[Input records]:
· · · · ·
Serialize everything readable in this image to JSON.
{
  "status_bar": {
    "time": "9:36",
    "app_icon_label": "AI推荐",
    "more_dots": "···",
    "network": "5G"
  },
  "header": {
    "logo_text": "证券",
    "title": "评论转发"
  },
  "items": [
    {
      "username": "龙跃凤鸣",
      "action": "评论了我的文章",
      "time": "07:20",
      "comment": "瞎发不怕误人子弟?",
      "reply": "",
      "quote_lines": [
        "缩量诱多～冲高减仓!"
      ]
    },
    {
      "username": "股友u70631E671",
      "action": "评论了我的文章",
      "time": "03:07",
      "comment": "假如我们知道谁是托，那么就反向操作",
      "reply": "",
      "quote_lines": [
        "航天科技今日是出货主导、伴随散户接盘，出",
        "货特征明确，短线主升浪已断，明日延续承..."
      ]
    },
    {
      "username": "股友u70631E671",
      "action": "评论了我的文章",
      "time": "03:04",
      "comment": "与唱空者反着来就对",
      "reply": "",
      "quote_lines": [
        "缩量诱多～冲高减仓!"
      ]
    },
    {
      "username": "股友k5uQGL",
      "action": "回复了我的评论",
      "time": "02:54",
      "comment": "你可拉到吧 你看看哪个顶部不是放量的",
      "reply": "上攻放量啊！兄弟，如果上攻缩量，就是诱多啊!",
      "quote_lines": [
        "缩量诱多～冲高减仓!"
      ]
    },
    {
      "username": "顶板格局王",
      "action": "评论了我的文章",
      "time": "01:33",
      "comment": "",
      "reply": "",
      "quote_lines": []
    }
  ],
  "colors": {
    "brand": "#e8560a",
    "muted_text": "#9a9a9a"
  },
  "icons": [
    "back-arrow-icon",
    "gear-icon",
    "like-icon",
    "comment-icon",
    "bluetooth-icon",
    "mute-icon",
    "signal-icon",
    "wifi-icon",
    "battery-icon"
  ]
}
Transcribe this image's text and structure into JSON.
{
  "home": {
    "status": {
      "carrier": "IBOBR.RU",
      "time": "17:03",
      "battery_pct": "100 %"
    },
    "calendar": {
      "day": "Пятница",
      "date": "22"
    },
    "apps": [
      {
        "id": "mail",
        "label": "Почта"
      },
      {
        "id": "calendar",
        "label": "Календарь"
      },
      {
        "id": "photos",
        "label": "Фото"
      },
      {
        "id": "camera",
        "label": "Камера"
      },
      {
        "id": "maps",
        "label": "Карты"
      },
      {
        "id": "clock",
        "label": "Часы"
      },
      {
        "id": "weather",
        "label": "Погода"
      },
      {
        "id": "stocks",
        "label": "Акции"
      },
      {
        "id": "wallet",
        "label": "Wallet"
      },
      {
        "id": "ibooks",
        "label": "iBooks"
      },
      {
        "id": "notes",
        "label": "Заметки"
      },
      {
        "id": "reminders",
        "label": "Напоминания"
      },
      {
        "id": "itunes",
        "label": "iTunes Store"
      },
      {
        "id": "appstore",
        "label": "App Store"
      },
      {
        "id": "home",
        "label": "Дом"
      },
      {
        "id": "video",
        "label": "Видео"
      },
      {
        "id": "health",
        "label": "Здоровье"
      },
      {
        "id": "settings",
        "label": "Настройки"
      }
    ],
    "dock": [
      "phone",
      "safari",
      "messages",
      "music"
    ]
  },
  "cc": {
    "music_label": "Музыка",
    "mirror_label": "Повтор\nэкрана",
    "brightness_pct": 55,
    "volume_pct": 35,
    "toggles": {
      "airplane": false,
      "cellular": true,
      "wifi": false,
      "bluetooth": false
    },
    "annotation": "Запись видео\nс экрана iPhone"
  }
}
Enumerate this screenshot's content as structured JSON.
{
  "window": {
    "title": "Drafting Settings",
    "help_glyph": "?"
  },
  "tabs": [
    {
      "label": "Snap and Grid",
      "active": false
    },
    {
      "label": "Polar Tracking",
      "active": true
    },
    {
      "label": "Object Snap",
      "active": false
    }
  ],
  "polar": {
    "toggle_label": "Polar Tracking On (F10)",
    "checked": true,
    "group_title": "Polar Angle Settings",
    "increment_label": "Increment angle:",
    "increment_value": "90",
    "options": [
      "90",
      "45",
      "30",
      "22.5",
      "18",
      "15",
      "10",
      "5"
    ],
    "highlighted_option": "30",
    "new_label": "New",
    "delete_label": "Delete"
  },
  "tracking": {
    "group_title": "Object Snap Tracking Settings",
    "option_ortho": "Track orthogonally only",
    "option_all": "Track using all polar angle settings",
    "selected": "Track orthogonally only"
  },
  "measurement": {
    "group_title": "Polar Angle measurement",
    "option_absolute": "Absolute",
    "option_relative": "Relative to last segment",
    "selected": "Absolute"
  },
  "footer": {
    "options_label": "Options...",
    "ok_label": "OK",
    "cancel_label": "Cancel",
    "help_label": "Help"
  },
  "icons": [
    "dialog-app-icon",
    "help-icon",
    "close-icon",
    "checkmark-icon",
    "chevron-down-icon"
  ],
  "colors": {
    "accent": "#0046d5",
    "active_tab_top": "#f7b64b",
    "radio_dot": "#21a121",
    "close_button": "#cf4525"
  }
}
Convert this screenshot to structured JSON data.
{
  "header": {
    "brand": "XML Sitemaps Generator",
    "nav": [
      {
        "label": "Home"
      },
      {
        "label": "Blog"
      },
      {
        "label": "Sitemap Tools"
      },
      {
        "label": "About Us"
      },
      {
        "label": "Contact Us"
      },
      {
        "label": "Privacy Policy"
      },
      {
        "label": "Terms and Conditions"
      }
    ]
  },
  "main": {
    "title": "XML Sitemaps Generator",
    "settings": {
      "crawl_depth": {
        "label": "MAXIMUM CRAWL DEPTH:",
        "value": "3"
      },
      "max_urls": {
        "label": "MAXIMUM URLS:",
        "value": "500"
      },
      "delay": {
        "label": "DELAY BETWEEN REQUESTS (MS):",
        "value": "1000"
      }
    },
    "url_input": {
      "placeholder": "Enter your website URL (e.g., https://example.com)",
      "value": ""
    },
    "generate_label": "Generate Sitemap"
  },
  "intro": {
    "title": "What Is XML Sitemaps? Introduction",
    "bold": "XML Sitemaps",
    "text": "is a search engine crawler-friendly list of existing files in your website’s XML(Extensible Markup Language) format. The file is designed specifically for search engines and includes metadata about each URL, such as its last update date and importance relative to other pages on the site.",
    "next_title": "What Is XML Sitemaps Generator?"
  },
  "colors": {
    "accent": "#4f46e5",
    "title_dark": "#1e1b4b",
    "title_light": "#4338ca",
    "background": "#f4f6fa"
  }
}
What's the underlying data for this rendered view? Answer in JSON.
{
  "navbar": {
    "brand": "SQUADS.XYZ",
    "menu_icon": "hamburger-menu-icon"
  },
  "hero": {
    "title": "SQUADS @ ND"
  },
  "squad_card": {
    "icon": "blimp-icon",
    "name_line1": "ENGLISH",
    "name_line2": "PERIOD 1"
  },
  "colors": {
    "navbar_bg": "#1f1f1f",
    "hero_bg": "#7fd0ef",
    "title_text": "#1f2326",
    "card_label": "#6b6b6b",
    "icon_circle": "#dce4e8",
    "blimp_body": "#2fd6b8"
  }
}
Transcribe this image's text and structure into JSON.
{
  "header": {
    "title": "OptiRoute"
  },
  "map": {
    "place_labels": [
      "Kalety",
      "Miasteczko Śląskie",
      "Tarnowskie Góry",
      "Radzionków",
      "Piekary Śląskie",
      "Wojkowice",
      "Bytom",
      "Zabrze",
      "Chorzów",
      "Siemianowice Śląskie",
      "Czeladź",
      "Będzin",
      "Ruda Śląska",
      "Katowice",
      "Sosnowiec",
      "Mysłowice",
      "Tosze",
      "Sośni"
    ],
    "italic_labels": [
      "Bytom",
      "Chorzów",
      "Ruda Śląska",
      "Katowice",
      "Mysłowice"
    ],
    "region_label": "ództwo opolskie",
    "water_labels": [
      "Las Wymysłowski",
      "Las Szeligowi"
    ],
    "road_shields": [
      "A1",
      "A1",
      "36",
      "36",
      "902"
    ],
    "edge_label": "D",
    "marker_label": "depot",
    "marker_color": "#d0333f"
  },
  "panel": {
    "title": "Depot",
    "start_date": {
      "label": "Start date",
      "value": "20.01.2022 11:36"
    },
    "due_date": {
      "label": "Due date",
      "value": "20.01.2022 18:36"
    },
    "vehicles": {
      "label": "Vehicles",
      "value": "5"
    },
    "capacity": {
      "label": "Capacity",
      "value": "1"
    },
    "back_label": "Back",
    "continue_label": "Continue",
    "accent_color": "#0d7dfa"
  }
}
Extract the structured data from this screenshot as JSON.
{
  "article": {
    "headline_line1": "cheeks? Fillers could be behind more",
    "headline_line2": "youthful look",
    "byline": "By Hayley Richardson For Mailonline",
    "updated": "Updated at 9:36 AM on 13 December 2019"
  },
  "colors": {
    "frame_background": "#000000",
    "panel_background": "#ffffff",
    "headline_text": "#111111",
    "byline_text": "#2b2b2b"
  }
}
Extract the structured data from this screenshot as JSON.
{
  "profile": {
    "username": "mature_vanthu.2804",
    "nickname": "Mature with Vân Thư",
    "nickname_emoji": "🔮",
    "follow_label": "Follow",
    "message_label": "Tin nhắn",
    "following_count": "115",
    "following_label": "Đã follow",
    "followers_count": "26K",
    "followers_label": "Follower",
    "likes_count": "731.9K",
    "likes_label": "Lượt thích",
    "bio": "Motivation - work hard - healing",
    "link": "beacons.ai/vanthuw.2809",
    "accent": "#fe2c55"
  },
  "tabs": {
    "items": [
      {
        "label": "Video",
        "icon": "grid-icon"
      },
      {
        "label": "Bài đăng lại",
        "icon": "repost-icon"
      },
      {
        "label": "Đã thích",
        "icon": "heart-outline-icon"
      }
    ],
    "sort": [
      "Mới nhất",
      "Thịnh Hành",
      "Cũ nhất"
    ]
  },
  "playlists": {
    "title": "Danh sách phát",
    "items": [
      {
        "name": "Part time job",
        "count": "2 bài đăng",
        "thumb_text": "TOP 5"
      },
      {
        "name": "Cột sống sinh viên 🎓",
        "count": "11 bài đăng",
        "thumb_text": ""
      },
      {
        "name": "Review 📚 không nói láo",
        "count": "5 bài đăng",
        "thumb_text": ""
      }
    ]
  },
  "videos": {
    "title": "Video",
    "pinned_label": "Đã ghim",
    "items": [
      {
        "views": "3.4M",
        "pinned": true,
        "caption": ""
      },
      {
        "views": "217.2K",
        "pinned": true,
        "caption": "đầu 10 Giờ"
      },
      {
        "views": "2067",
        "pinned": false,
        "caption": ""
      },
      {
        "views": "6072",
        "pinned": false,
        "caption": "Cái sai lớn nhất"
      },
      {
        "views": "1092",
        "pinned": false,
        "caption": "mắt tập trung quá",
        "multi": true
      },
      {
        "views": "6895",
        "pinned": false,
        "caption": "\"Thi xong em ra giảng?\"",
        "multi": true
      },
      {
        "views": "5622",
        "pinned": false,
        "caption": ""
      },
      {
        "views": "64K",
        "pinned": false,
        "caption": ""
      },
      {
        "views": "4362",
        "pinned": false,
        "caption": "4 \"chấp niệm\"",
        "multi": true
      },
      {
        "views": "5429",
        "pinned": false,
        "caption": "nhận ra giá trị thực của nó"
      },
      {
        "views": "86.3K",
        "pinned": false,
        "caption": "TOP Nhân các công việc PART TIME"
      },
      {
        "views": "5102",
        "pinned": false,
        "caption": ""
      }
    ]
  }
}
· · · · ·
[Directive]: Which lines contain "only"? Show each of them.

[Finished answer]:
    "option_ortho": "Track orthogonally only",
    "selected": "Track orthogonally only"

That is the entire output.